begin ENTRIES PROVIDED
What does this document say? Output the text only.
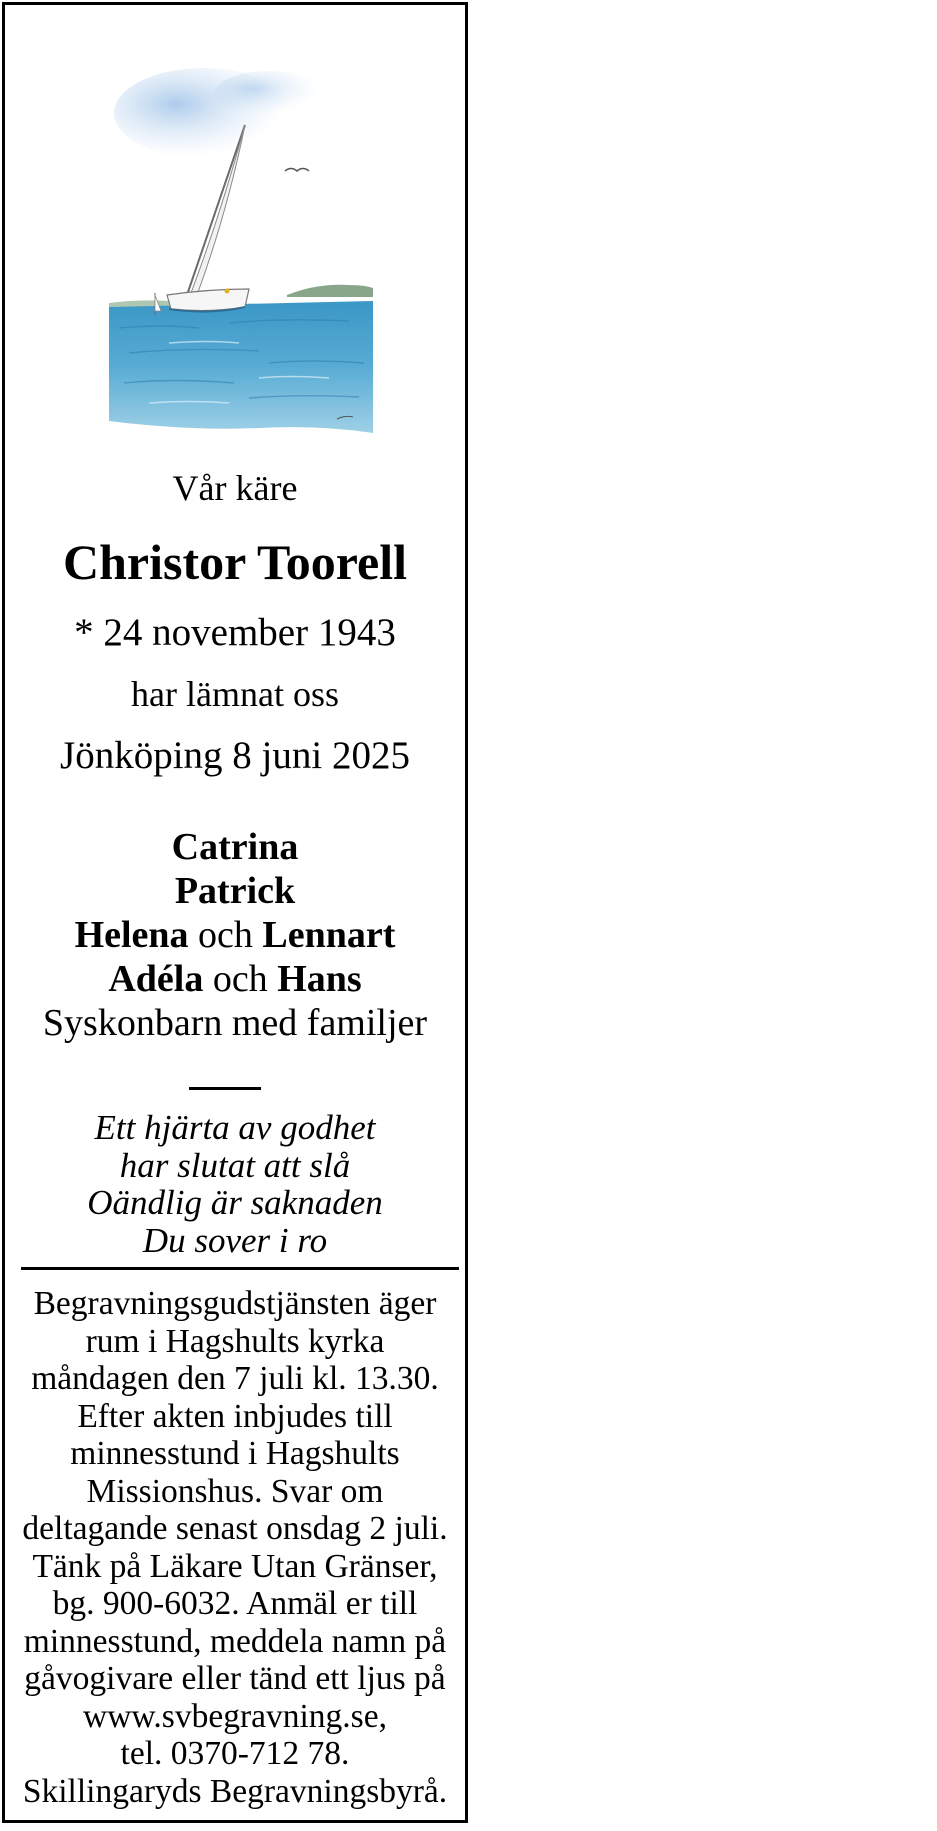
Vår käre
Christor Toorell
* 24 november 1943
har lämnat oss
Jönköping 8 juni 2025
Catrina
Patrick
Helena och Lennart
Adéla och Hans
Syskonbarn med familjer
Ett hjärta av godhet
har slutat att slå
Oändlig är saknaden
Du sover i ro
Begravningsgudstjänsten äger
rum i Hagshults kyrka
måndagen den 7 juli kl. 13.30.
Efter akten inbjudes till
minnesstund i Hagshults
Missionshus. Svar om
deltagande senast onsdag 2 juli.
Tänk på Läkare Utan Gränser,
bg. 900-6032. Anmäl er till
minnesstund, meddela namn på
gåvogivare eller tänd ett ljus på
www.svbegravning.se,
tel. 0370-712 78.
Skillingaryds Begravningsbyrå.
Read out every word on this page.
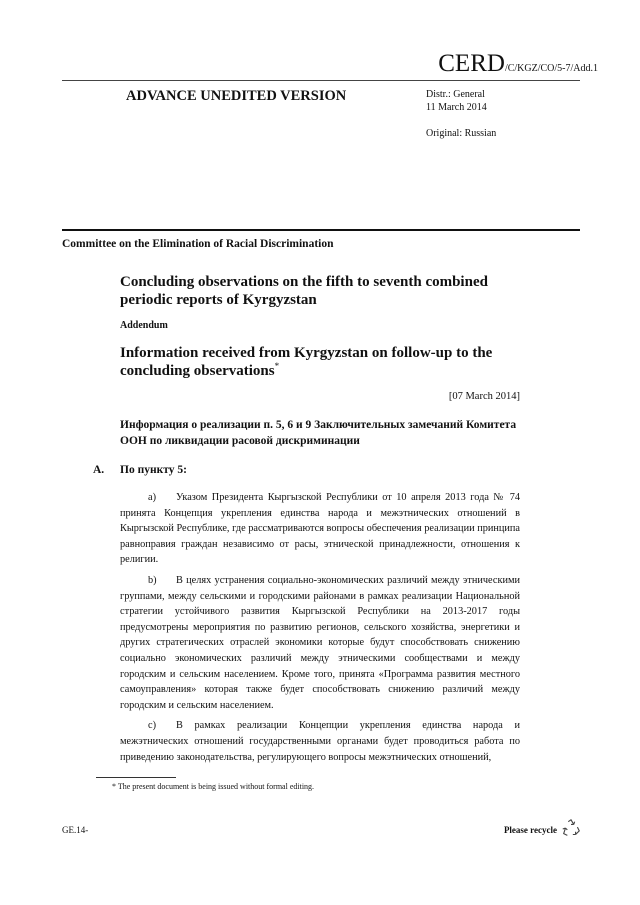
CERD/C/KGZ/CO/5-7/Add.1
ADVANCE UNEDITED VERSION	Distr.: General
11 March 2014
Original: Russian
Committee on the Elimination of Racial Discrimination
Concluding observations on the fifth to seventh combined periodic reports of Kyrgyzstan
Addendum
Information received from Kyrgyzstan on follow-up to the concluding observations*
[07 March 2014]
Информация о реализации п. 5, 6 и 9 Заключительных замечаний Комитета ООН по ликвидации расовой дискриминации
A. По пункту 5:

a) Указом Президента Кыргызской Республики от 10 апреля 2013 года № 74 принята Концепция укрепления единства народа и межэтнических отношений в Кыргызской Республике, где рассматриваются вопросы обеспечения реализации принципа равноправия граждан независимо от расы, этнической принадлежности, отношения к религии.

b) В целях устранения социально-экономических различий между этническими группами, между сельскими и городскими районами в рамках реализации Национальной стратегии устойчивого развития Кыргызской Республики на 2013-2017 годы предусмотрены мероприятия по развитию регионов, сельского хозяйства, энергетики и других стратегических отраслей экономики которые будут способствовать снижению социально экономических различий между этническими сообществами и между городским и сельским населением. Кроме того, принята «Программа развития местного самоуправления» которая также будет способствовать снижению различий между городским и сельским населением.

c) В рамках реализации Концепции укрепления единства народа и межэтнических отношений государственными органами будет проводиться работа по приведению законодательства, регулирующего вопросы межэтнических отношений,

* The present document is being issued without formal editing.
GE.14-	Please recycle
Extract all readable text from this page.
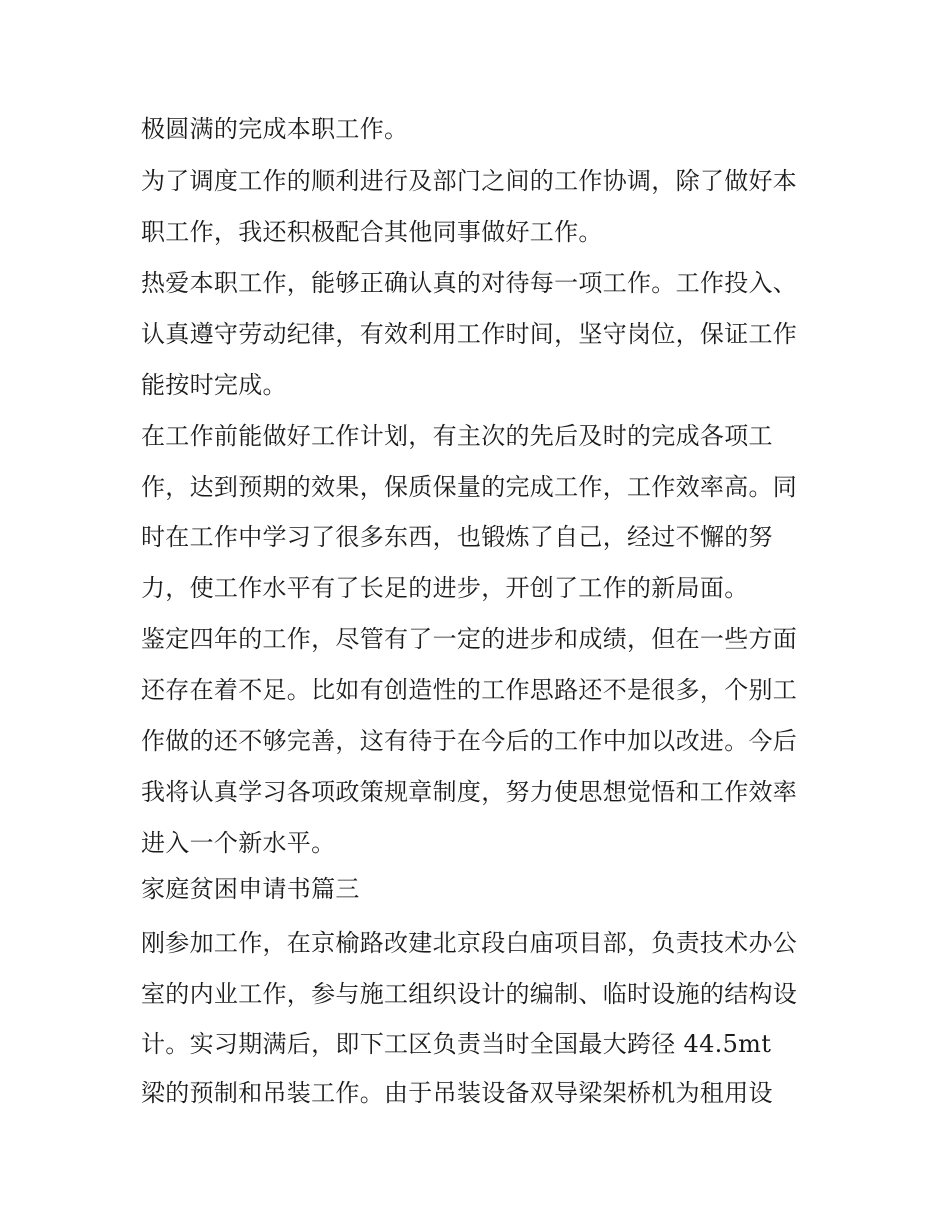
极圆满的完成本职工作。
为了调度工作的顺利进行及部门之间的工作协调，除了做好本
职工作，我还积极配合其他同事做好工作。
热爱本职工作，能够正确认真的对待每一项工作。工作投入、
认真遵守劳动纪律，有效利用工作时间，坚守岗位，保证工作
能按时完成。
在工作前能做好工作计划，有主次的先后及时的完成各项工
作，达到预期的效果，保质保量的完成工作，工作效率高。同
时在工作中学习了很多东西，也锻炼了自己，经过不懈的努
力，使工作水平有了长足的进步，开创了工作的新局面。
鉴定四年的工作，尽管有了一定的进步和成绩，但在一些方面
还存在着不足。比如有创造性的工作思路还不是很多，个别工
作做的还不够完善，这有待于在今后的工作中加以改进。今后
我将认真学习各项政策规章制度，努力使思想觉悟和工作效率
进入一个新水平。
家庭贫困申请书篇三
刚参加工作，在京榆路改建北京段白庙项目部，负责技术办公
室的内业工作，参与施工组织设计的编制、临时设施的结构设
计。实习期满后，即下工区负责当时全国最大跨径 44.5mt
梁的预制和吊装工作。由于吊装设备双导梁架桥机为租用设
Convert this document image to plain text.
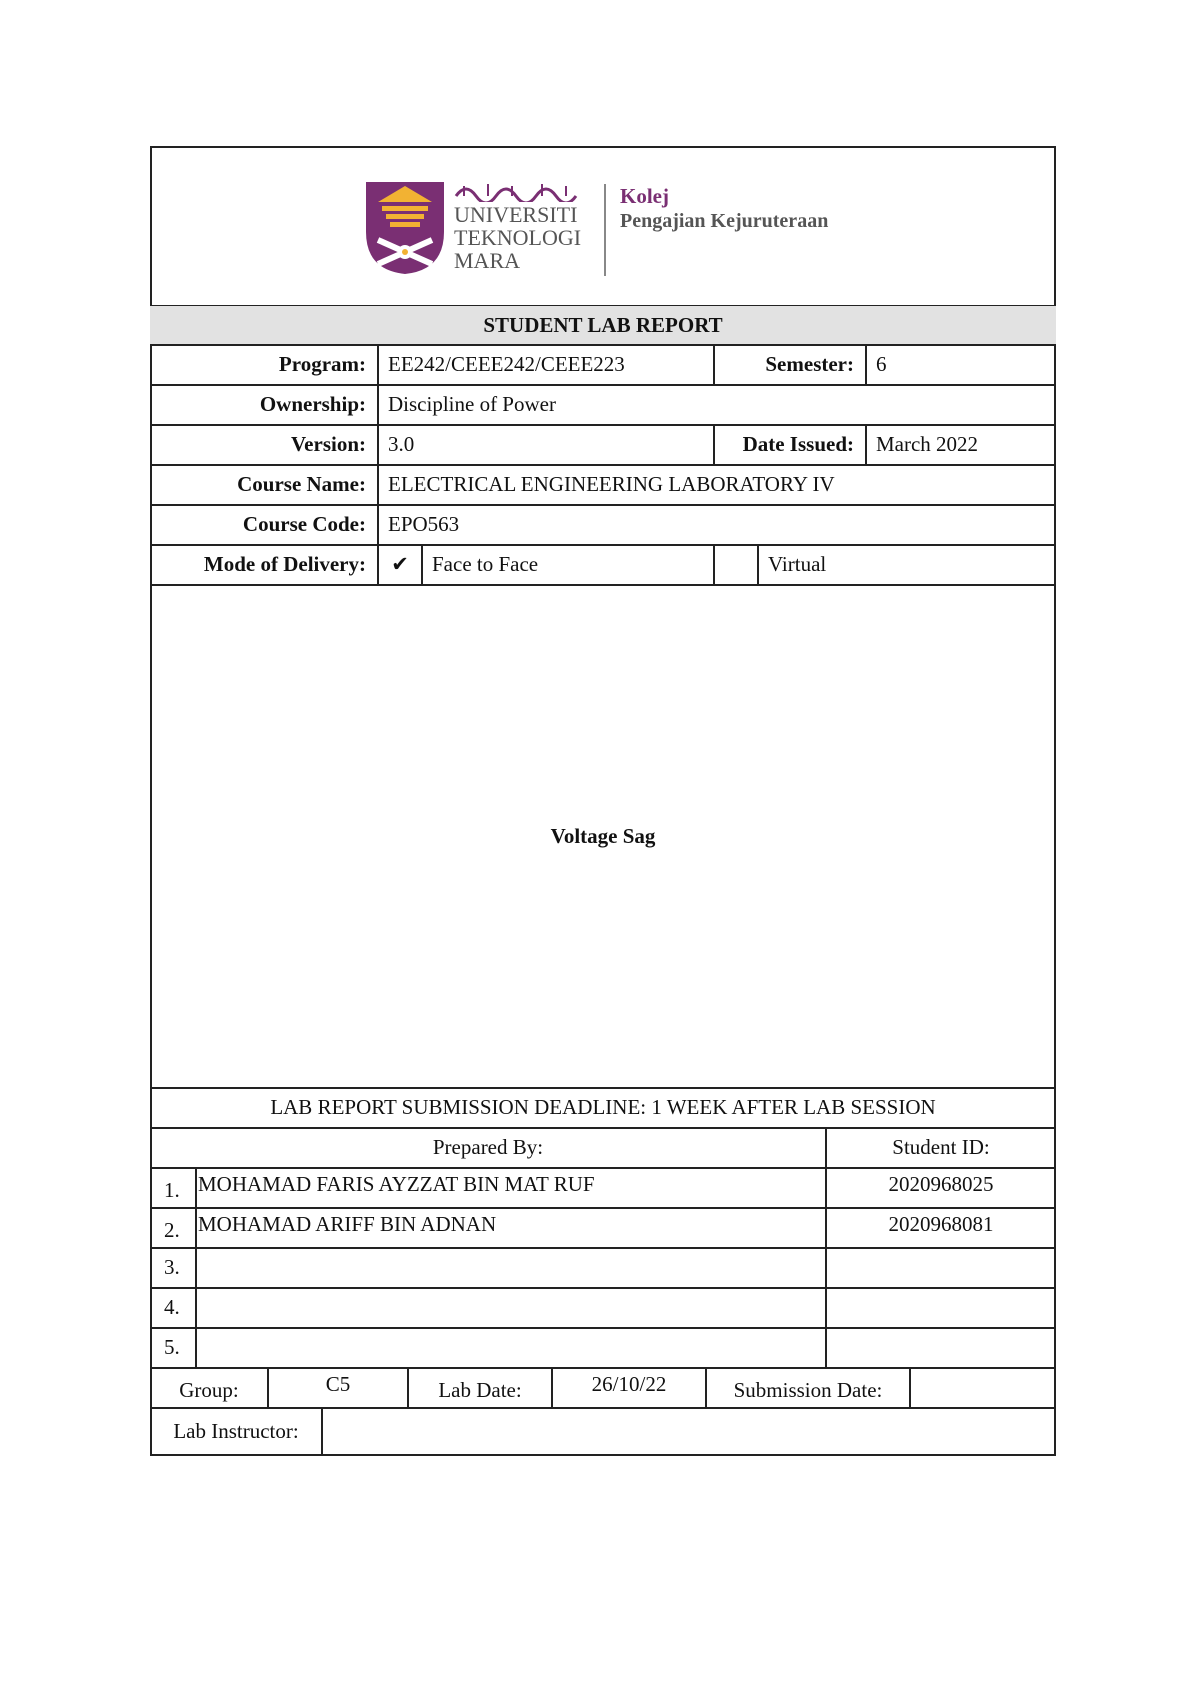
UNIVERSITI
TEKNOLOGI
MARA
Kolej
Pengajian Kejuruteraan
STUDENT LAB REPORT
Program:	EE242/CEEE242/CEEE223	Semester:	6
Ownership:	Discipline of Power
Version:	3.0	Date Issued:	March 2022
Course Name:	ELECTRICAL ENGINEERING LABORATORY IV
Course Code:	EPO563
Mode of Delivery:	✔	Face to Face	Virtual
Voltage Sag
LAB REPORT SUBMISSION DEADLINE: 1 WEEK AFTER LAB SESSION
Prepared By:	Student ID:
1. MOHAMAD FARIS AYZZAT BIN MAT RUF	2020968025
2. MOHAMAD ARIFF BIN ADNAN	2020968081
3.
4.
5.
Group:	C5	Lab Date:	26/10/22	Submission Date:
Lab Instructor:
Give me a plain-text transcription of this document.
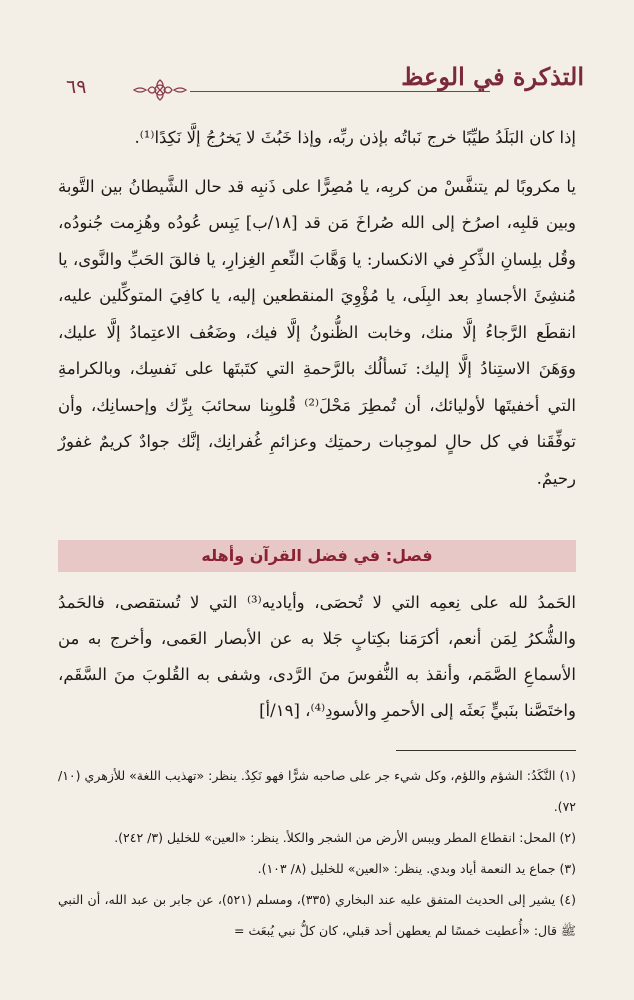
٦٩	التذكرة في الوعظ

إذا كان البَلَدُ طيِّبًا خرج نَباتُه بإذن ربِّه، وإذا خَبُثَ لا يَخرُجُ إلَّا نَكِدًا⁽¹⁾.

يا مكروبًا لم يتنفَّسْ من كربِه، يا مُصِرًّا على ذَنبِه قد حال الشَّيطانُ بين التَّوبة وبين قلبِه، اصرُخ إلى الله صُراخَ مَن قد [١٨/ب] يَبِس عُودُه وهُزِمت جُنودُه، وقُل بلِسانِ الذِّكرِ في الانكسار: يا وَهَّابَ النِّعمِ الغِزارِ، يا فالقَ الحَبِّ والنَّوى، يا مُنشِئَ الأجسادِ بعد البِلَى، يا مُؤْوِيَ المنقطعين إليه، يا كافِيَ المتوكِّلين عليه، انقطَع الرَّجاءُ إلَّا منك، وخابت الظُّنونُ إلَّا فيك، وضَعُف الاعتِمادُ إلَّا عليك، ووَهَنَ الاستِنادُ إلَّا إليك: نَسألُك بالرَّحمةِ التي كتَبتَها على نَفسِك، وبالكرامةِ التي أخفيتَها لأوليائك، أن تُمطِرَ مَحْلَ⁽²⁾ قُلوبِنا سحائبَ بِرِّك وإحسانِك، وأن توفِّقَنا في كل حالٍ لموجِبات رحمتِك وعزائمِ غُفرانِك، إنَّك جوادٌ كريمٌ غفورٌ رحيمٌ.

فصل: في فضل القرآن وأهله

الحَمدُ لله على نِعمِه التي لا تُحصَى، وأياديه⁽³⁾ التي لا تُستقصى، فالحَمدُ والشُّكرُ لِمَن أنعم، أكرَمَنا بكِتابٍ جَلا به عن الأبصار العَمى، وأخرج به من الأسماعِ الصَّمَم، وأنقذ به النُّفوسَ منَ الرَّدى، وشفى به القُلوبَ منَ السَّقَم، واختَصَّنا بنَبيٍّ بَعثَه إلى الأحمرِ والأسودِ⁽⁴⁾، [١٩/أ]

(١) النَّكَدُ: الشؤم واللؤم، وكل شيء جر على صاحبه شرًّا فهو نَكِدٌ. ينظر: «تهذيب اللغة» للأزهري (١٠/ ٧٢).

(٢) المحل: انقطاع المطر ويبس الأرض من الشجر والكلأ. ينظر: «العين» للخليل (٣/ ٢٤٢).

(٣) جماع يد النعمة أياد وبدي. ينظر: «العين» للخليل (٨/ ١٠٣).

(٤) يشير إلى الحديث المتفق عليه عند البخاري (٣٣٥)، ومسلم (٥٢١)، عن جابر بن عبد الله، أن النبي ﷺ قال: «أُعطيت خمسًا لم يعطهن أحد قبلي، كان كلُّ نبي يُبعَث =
end ENTRIES PROVIDED
→ **WHAT YOU ARE ASKED TO DO**: Find the word "العين" and list each line it appears in.

→ **COMPLETE RESPONSE**:
(٢) المحل: انقطاع المطر ويبس الأرض من الشجر والكلأ. ينظر: «العين» للخليل (٣/ ٢٤٢).
(٣) جماع يد النعمة أياد وبدي. ينظر: «العين» للخليل (٨/ ١٠٣).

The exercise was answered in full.